● **AIM**: The entries below contain pictures. Retype everything except those pictures, exactly as given.

● **LISTING**:
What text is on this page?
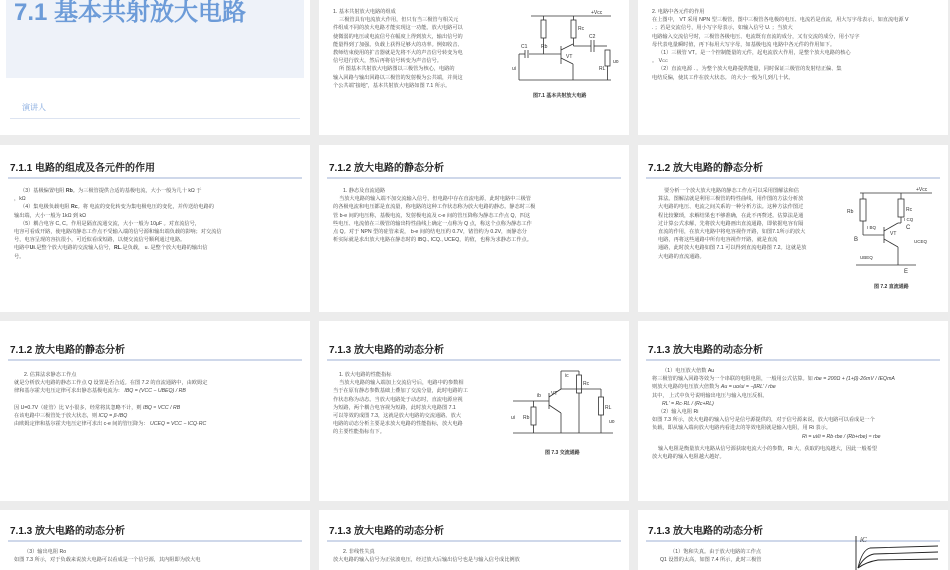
7.1 基本共射放大电路
演讲人
1. 基本共射放大电路的组成
三极管具有电流放大作用，但只有当三极管与相关元
件组成不同的放大电路才能实现这一功能。放大电路可以
使微弱的电压或电流信号在幅度上得到放大，输出信号的
能量得到了加强。负载上获得足够大的功率。例如收音、
教师结束使用的扩音器就是先将不大的声音信号转变为电
信号进行放大，然后再将信号转变为声音信号。
所 图基本共射放大电路图以三极管为核心，电路的
输入回路与输出回路以三极管的发射极为公共端，并尚这
个公共端“接地”，基本共射放大电路如图 7.1 所示。
Rb
Rc
C1
C2
VT
ui
uo
RL
+Vcc
图7.1 基本共射放大电路
2. 电路中各元件的作用
在上图中， VT 采用 NPN 型三极管，图中三极管各电极的电压、电流若是直流，用大写字母表示，如直流电源 V
. ；若是交流信号，用小写字母表示，如输入信号 U. ；当放大
电路输入交流信号时，三极管各极电压、电流既有直流的成分，又有交流的成分，用小写字
母代表电量瞬时值，再下标用大写字母，如基极电流 电路中各元件的作用如下。
（1）三极管 VT。是一个控制能量的元件，起电流放大作用，是整个放大电路的核心
。 VCC
（2）直流电源 . 。为整个放大电路提供能量，同时保证三极管的发射结正偏、集
电结反偏，使其工作在放大状态。 的大小一般为几到几十伏。
7.1.1 电路的组成及各元件的作用
（3）基极偏置电阻 Rb。为三极管提供合适的基极电流，大小一般为几十 kΩ 于
，kΩ
（4）集电极负载电阻 Rc。将 电流的变化转变为集电极电压的变化，并传送给电路的
输出端，大小一般为 1kΩ 到 kΩ
（5）耦合电容 C, C。作用是隔直流通交流，大小一般为 10μF 。对直流信号，
电容可看成开路，使电路的静态工作点不受输入端的信号源和输出端负载的影响；对交流信
号，电容呈现的容抗很小，可近似看成短路，以便交流信号顺利通过电路。
电路中Ui.是整个放大电路的交流输入信号，RL.是负载， u. 是整个放大电路的输出信
号。
7.1.2 放大电路的静态分析
1. 静态及直流通路
当放大电路的输入端不加交流输入信号，但电路中存在直流电源，此时电路中三极管
的各极电流和电压都是直流量，称电路的这种工作状态称为放大电路的静态。静态时三极
管 b-e 间的电压称，基极电流，发射极电流及 c-e 间的管压降称为静态工作点 Q，四这
些电压、电流值在三极管的输出特性曲线上确定一点称为 Q 点，称这个点称为静态工作
点 Q。对于 NPN 型的硅管来说， b-e 间的结电压约 0.7V，锗管约为 0.2V，而静态分
析实际就是求出放大电路在静态时的 IBQ., ICQ., UCEQ，的值，也称为求静态工作点。
7.1.2 放大电路的静态分析
要分析一个放大放大电路的静态工作点可以采用图解法和估
算法。图解法就是利用三极管的特性曲线，用作图的方法分析放
大电路的电压、电流之间关系的一种分析方法。这种方法作图过
程比较繁琐，求解结果也不够准确，在此不再赘述。估算法是通
过计算公式求解，先将放大电路画出直流通路，即依据电容有隔
直流的作用，在放大电路中将电容视作开路，如图7.1所示的放大
电路，再将这些通路中所有电容视作开路，就是直流
通路，此时放大电路如图 7.1 可以得到直流电路图 7.2。这就是放
大电路的直流通路。
Rb	Rc
I BQ
I CQ
VT
B
C
E
UBEQ
UCEQ
+Vcc
图 7.2 直流通路
7.1.2 放大电路的静态分析
2. 估算法求静态工作点
就是分析放大电路的静态工作点 Q 设置是否合适。在图 7.2 的直流通路中，由欧姆定
律和基尔霍夫电压定律可求出静态基极电流为： IBQ = (VCC − UBEQ) / RB
因 U=0.7V（硅管）比 V小很多，经常将其忽略不计，则 IBQ ≈ VCC / RB
在该电路中三极管处于放大状态，则 ICQ = β·IBQ
由欧姆定律和基尔霍夫电压定律可求出 c-e 间的管压降为： UCEQ = VCC − ICQ·RC
7.1.3 放大电路的动态分析
1. 放大电路的性能指标
当放大电路的输入端加上交流信号后，电路中的参数相
当于在原有静态参数基础上叠加了交流分量，此时电路的工
作状态称为动态。当放大电路处于动态时，直流电源应视
为短路，两个耦合电容视为短路，此时放大电路图 7.1
可以等效的成图 7.3，这就是放大电路的交流通路。放大
电路的动态分析主要是求放大电路的性能指标，放大电路
的主要性能指标有下。
ib
ic
Rb
Rc
RL
VT
ui
uo
图 7.3 交流通路
7.1.3 放大电路的动态分析
（1）电压放大倍数 Au
将三极管的输入回路等效为一个串联的电阻电阻，一般用公式估算。如 rbe = 200Ω + (1+β)·26mV / IEQmA
则放大电路的电压放大倍数为 Au = uo/ui = −βRL′ / rbe
其中， 上式中负号说明输出电压与输入电压反相。
RL′ = Rc·RL / (Rc+RL)
（2）输入电阻 Ri
如图 7.3 所示，放大电路的输入信号是信号源提供的，对于信号源来说，放大电路可以看成是一个
负载，即从输入端向放大电路内看进去的等效电阻就是输入电阻，用 Ri 表示。
Ri = ui/ii = Rb·rbe / (Rb+rbe) ≈ rbe
输入电阻是衡量放大电路从信号源获取电流大小的参数，Ri 大，获取的电流越大，因此一般希望
放大电路的输入电阻越大越好。
7.1.3 放大电路的动态分析
（3）输出电阻 Ro
如图 7.3 所示，对于负载来说放大电路可以看成是一个信号源，其内阻即为放大电
7.1.3 放大电路的动态分析
2. 非线性失真
放大电路的输入信号为正弦波电压，经过放大后输出信号也是与输入信号成比例放
7.1.3 放大电路的动态分析
（1）饱和失真。由于放大电路的工作点
Q1 设置的太高，如图 7.4 所示，此时三极管
iC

● **ANSWER IN FULL**:
What text is on this page?
7.1 基本共射放大电路
演讲人
1. 基本共射放大电路的组成
三极管具有电流放大作用，但只有当三极管与相关元
件组成不同的放大电路才能实现这一功能。放大电路可以
使微弱的电压或电流信号在幅度上得到放大，输出信号的
能量得到了加强。负载上获得足够大的功率。例如收音、
教师结束使用的扩音器就是先将不大的声音信号转变为电
信号进行放大，然后再将信号转变为声音信号。
所 图基本共射放大电路图以三极管为核心，电路的
输入回路与输出回路以三极管的发射极为公共端，并尚这
个公共端“接地”，基本共射放大电路如图 7.1 所示。
Rb
Rc
C1
C2
VT
ui
uo
RL
+Vcc
图7.1 基本共射放大电路
2. 电路中各元件的作用
在上图中， VT 采用 NPN 型三极管，图中三极管各电极的电压、电流若是直流，用大写字母表示，如直流电源 V
. ；若是交流信号，用小写字母表示，如输入信号 U. ；当放大
电路输入交流信号时，三极管各极电压、电流既有直流的成分，又有交流的成分，用小写字
母代表电量瞬时值，再下标用大写字母，如基极电流 电路中各元件的作用如下。
（1）三极管 VT。是一个控制能量的元件，起电流放大作用，是整个放大电路的核心
。 VCC
（2）直流电源 . 。为整个放大电路提供能量，同时保证三极管的发射结正偏、集
电结反偏，使其工作在放大状态。 的大小一般为几到几十伏。
7.1.1 电路的组成及各元件的作用
（3）基极偏置电阻 Rb。为三极管提供合适的基极电流，大小一般为几十 kΩ 于
，kΩ
（4）集电极负载电阻 Rc。将 电流的变化转变为集电极电压的变化，并传送给电路的
输出端，大小一般为 1kΩ 到 kΩ
（5）耦合电容 C, C。作用是隔直流通交流，大小一般为 10μF 。对直流信号，
电容可看成开路，使电路的静态工作点不受输入端的信号源和输出端负载的影响；对交流信
号，电容呈现的容抗很小，可近似看成短路，以便交流信号顺利通过电路。
电路中Ui.是整个放大电路的交流输入信号，RL.是负载， u. 是整个放大电路的输出信
号。
7.1.2 放大电路的静态分析
1. 静态及直流通路
当放大电路的输入端不加交流输入信号，但电路中存在直流电源，此时电路中三极管
的各极电流和电压都是直流量，称电路的这种工作状态称为放大电路的静态。静态时三极
管 b-e 间的电压称，基极电流，发射极电流及 c-e 间的管压降称为静态工作点 Q，四这
些电压、电流值在三极管的输出特性曲线上确定一点称为 Q 点，称这个点称为静态工作
点 Q。对于 NPN 型的硅管来说， b-e 间的结电压约 0.7V，锗管约为 0.2V，而静态分
析实际就是求出放大电路在静态时的 IBQ., ICQ., UCEQ，的值，也称为求静态工作点。
7.1.2 放大电路的静态分析
要分析一个放大放大电路的静态工作点可以采用图解法和估
算法。图解法就是利用三极管的特性曲线，用作图的方法分析放
大电路的电压、电流之间关系的一种分析方法。这种方法作图过
程比较繁琐，求解结果也不够准确，在此不再赘述。估算法是通
过计算公式求解，先将放大电路画出直流通路，即依据电容有隔
直流的作用，在放大电路中将电容视作开路，如图7.1所示的放大
电路，再将这些通路中所有电容视作开路，就是直流
通路，此时放大电路如图 7.1 可以得到直流电路图 7.2。这就是放
大电路的直流通路。
Rb	Rc
I BQ
I CQ
VT
B
C
E
UBEQ
UCEQ
+Vcc
图 7.2 直流通路
7.1.2 放大电路的静态分析
2. 估算法求静态工作点
就是分析放大电路的静态工作点 Q 设置是否合适。在图 7.2 的直流通路中，由欧姆定
律和基尔霍夫电压定律可求出静态基极电流为： IBQ = (VCC − UBEQ) / RB
因 U=0.7V（硅管）比 V小很多，经常将其忽略不计，则 IBQ ≈ VCC / RB
在该电路中三极管处于放大状态，则 ICQ = β·IBQ
由欧姆定律和基尔霍夫电压定律可求出 c-e 间的管压降为： UCEQ = VCC − ICQ·RC
7.1.3 放大电路的动态分析
1. 放大电路的性能指标
当放大电路的输入端加上交流信号后，电路中的参数相
当于在原有静态参数基础上叠加了交流分量，此时电路的工
作状态称为动态。当放大电路处于动态时，直流电源应视
为短路，两个耦合电容视为短路，此时放大电路图 7.1
可以等效的成图 7.3，这就是放大电路的交流通路。放大
电路的动态分析主要是求放大电路的性能指标，放大电路
的主要性能指标有下。
ib
ic
Rb
Rc
RL
VT
ui
uo
图 7.3 交流通路
7.1.3 放大电路的动态分析
（1）电压放大倍数 Au
将三极管的输入回路等效为一个串联的电阻电阻，一般用公式估算。如 rbe = 200Ω + (1+β)·26mV / IEQmA
则放大电路的电压放大倍数为 Au = uo/ui = −βRL′ / rbe
其中， 上式中负号说明输出电压与输入电压反相。
RL′ = Rc·RL / (Rc+RL)
（2）输入电阻 Ri
如图 7.3 所示，放大电路的输入信号是信号源提供的，对于信号源来说，放大电路可以看成是一个
负载，即从输入端向放大电路内看进去的等效电阻就是输入电阻，用 Ri 表示。
Ri = ui/ii = Rb·rbe / (Rb+rbe) ≈ rbe
输入电阻是衡量放大电路从信号源获取电流大小的参数，Ri 大，获取的电流越大，因此一般希望
放大电路的输入电阻越大越好。
7.1.3 放大电路的动态分析
（3）输出电阻 Ro
如图 7.3 所示，对于负载来说放大电路可以看成是一个信号源，其内阻即为放大电
7.1.3 放大电路的动态分析
2. 非线性失真
放大电路的输入信号为正弦波电压，经过放大后输出信号也是与输入信号成比例放
7.1.3 放大电路的动态分析
（1）饱和失真。由于放大电路的工作点
Q1 设置的太高，如图 7.4 所示，此时三极管
iC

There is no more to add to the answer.